Objective: Below is the data. Give it again, complete and exact.
====
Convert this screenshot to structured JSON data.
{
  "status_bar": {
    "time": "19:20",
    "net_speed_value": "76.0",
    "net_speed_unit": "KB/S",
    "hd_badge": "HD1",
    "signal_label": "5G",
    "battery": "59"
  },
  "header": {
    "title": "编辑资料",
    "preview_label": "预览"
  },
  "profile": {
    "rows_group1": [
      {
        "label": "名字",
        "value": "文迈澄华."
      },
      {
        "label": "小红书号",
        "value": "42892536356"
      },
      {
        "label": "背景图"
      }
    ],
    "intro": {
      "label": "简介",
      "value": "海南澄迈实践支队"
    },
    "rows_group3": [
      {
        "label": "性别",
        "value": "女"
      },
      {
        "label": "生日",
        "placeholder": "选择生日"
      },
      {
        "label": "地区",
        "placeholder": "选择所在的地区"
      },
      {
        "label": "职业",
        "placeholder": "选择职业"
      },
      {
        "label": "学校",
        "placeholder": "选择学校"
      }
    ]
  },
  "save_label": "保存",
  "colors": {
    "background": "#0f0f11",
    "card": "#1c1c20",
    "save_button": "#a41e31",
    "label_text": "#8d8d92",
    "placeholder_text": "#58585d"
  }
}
====
Reply:
Convert this screenshot to structured JSON data.
{
  "status_bar": {
    "time": "19:20",
    "net_speed_value": "76.0",
    "net_speed_unit": "KB/S",
    "hd_badge": "HD1",
    "signal_label": "5G",
    "battery": "59"
  },
  "header": {
    "title": "编辑资料",
    "preview_label": "预览"
  },
  "profile": {
    "rows_group1": [
      {
        "label": "名字",
        "value": "文迈澄华."
      },
      {
        "label": "小红书号",
        "value": "42892536356"
      },
      {
        "label": "背景图"
      }
    ],
    "intro": {
      "label": "简介",
      "value": "海南澄迈实践支队"
    },
    "rows_group3": [
      {
        "label": "性别",
        "value": "女"
      },
      {
        "label": "生日",
        "placeholder": "选择生日"
      },
      {
        "label": "地区",
        "placeholder": "选择所在的地区"
      },
      {
        "label": "职业",
        "placeholder": "选择职业"
      },
      {
        "label": "学校",
        "placeholder": "选择学校"
      }
    ]
  },
  "save_label": "保存",
  "colors": {
    "background": "#0f0f11",
    "card": "#1c1c20",
    "save_button": "#a41e31",
    "label_text": "#8d8d92",
    "placeholder_text": "#58585d"
  }
}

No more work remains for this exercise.